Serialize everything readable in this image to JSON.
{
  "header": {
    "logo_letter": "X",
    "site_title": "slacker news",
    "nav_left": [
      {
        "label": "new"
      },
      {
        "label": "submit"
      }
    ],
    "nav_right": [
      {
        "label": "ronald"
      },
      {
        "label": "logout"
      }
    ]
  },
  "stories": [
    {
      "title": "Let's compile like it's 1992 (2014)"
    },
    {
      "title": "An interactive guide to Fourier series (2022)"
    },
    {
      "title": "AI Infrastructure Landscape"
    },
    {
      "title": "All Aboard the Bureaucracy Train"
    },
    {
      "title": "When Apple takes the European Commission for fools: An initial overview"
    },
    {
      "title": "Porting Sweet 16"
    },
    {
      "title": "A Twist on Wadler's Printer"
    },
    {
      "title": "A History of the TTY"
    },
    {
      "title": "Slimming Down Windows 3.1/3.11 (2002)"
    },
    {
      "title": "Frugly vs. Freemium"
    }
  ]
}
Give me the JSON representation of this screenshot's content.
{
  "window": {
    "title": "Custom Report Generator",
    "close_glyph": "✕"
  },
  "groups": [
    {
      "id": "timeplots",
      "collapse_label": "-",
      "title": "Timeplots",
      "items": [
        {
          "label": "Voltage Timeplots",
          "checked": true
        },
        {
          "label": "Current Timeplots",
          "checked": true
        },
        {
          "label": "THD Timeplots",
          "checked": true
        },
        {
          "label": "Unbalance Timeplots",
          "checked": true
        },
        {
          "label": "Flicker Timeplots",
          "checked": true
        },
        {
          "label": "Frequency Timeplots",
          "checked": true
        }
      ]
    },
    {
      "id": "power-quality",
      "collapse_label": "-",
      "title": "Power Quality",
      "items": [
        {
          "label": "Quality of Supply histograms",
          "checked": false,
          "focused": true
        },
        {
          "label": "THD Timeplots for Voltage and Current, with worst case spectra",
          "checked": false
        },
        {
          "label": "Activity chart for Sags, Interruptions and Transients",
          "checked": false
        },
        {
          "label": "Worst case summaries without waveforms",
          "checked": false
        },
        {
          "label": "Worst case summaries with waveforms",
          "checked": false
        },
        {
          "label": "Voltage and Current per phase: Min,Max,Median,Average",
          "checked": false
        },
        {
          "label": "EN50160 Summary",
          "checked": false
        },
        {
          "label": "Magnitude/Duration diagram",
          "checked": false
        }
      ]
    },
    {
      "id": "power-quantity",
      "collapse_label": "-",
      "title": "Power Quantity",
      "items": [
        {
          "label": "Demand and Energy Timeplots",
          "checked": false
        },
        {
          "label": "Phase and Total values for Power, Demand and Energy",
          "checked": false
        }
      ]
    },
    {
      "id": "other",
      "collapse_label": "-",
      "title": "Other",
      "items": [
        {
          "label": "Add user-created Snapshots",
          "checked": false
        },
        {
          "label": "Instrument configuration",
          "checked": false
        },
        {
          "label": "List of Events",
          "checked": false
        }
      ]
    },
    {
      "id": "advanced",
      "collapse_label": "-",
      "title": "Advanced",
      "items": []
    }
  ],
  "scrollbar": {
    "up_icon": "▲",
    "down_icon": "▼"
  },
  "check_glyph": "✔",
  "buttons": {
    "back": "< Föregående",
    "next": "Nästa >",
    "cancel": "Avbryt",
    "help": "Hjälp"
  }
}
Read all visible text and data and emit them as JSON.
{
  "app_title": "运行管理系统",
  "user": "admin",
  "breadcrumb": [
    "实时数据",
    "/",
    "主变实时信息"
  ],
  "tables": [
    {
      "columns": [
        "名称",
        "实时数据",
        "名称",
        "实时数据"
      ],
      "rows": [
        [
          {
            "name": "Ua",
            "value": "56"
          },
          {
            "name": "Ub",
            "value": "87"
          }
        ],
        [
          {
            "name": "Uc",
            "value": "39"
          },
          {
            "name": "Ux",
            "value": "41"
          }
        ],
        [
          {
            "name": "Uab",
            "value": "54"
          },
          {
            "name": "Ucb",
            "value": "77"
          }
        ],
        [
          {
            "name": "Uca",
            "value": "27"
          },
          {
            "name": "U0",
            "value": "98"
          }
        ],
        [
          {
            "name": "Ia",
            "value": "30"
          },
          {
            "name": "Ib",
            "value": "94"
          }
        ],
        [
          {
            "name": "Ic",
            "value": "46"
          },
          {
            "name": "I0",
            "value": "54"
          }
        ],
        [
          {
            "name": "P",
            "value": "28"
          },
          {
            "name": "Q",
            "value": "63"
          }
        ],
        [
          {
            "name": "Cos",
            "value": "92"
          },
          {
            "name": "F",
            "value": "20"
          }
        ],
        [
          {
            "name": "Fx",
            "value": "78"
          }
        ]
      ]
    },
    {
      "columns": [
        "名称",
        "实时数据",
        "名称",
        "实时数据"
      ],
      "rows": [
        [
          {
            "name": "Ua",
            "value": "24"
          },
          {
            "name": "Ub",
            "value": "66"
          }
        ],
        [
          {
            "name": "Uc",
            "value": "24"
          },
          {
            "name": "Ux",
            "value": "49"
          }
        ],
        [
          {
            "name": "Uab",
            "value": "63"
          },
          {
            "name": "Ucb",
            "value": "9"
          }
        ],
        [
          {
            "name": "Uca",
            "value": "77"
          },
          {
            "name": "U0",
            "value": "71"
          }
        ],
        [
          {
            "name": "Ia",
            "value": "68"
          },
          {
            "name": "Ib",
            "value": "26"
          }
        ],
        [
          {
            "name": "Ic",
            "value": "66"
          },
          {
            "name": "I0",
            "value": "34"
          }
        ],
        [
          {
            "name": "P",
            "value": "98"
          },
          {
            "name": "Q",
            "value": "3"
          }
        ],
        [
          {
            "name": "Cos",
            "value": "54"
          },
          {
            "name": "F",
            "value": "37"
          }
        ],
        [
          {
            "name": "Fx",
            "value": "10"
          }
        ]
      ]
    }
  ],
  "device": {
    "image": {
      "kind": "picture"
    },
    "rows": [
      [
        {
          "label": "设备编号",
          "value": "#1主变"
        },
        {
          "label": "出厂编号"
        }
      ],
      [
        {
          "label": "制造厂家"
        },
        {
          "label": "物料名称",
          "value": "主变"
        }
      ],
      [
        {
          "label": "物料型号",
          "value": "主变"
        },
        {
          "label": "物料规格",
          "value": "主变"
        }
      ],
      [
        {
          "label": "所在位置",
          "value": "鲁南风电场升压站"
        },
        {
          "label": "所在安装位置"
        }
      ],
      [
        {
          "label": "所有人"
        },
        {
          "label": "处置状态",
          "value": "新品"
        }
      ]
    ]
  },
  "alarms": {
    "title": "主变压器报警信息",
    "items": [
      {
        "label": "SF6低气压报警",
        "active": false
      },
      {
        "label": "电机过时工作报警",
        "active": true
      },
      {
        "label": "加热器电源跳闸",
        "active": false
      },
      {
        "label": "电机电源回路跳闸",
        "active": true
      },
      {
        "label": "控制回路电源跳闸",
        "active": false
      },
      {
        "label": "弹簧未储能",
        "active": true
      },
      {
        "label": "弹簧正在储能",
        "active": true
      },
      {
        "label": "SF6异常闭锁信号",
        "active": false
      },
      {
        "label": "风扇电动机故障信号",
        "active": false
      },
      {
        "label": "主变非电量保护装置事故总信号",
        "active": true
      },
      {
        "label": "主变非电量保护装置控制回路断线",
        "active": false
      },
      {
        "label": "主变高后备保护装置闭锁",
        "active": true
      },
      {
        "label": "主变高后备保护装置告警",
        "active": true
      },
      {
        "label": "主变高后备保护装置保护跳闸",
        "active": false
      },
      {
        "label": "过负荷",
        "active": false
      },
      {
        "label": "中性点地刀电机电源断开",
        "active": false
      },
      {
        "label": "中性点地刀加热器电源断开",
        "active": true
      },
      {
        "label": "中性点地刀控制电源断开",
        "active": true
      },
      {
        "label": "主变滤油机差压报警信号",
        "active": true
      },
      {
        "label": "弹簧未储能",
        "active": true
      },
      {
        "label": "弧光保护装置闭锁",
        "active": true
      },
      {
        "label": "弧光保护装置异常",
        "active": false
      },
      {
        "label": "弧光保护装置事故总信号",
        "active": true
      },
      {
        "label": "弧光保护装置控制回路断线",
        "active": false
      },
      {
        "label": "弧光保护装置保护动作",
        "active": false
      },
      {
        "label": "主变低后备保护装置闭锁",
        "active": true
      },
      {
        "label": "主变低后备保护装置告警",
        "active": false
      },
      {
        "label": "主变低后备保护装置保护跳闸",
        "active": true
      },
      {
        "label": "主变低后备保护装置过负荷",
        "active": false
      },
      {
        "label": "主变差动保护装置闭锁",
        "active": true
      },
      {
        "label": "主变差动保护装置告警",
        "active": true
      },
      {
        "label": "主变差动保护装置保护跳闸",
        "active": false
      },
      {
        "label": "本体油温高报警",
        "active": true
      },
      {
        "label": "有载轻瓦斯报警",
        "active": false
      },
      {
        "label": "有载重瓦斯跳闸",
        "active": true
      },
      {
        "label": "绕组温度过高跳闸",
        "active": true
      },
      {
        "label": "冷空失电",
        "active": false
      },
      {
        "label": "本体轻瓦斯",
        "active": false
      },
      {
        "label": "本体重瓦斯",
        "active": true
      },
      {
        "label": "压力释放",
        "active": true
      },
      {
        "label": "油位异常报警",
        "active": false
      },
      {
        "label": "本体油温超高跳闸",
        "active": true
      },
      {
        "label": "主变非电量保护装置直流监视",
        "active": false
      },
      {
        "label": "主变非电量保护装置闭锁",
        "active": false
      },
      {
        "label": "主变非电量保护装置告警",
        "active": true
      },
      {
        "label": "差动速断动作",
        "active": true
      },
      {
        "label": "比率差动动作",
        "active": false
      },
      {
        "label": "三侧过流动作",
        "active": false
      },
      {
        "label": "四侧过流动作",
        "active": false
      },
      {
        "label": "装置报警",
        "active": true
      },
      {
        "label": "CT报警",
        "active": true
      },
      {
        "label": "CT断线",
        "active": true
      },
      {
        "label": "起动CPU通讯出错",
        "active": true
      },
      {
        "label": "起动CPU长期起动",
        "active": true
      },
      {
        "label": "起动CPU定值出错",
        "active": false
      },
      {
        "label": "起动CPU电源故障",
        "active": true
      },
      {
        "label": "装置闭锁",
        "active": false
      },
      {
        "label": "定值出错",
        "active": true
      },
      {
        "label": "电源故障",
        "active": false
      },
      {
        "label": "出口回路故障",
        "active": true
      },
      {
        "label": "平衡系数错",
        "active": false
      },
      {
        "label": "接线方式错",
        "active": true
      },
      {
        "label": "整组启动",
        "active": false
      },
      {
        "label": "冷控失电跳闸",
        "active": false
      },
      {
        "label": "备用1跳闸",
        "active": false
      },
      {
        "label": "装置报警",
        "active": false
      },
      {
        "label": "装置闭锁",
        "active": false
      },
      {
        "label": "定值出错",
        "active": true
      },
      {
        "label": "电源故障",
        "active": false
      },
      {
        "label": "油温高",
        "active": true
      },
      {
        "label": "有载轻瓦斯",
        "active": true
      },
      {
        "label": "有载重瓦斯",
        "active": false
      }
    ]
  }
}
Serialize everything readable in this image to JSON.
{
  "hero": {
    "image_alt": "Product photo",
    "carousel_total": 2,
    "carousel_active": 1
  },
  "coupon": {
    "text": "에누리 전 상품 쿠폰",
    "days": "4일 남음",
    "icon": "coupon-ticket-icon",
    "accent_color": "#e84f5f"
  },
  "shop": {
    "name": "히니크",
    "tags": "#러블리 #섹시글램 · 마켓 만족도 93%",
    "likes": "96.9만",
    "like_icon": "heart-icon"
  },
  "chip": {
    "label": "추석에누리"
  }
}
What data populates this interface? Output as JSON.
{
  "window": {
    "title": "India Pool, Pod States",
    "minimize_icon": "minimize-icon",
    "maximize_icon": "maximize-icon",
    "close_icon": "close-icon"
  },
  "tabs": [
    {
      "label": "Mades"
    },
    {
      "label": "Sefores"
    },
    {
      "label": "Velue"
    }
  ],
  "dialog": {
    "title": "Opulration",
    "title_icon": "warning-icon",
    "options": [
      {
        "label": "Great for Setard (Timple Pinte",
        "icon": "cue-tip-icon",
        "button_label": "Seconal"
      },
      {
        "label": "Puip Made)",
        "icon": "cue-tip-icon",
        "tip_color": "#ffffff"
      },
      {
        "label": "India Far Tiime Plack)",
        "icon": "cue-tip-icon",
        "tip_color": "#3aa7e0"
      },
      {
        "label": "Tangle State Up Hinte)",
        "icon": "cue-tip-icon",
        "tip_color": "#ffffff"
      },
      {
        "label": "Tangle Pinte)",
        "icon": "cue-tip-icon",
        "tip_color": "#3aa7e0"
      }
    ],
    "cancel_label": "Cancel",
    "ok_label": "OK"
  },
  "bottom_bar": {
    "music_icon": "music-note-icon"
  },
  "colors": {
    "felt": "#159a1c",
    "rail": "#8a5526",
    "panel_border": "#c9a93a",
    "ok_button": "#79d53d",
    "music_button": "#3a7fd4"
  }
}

──────

> WRITTEN TASK
Select all lines in the listing that include the word "Voltage".

> OUTPUT FOR THIS TASK
          "label": "Voltage Timeplots",
          "label": "THD Timeplots for Voltage and Current, with worst case spectra",
          "label": "Voltage and Current per phase: Min,Max,Median,Average",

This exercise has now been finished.